Aim of the task:
All lines featuring the string "name" are to be listed.

Source data:
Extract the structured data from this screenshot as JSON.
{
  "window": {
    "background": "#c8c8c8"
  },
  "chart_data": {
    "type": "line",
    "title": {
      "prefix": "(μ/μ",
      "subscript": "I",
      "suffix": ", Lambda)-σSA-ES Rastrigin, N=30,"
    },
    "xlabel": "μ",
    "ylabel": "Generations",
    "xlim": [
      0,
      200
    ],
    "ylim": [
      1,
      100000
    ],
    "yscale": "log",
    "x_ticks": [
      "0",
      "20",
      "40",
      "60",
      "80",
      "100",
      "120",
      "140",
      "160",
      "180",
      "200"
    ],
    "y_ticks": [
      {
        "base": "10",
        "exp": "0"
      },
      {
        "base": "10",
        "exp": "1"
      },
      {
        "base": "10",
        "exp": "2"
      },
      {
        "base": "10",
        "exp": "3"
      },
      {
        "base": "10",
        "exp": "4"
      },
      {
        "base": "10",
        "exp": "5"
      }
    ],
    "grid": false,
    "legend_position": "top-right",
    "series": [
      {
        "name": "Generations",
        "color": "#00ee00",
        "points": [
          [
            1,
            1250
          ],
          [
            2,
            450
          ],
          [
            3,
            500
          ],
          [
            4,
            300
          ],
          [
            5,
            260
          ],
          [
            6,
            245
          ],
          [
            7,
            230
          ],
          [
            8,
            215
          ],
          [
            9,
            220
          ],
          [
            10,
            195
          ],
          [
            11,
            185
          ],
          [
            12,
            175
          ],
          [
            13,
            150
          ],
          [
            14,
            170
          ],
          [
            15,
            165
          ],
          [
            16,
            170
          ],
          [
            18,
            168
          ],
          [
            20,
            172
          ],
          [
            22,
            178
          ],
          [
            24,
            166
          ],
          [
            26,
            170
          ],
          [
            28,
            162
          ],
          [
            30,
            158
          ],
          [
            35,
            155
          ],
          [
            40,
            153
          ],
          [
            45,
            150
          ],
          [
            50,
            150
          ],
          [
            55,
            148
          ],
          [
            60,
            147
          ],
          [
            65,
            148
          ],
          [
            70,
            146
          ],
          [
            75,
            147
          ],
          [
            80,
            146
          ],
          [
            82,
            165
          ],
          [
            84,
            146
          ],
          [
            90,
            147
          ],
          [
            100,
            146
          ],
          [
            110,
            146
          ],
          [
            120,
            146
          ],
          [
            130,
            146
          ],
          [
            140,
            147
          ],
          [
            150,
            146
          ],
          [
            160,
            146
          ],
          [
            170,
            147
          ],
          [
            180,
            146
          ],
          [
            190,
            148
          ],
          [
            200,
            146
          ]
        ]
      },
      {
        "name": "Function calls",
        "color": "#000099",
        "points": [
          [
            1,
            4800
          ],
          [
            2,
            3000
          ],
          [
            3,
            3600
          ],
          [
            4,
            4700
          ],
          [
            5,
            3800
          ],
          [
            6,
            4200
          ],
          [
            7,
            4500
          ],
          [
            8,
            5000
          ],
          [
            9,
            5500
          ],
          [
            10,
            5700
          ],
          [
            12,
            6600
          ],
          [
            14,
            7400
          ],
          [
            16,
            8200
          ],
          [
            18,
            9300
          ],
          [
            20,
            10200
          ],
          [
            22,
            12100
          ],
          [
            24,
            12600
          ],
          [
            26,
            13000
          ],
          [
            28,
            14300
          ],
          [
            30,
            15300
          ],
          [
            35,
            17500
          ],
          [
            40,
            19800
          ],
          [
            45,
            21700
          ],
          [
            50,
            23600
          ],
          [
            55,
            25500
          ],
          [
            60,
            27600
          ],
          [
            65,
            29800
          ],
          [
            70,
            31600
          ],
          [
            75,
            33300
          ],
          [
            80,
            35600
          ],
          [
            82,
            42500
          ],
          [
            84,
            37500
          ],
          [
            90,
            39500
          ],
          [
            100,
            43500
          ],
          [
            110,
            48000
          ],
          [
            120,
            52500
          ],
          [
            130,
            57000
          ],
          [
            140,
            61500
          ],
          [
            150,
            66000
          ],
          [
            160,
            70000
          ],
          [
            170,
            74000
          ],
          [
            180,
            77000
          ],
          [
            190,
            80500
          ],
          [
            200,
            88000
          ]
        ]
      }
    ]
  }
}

Task result:
        "name": "Generations",
        "name": "Function calls",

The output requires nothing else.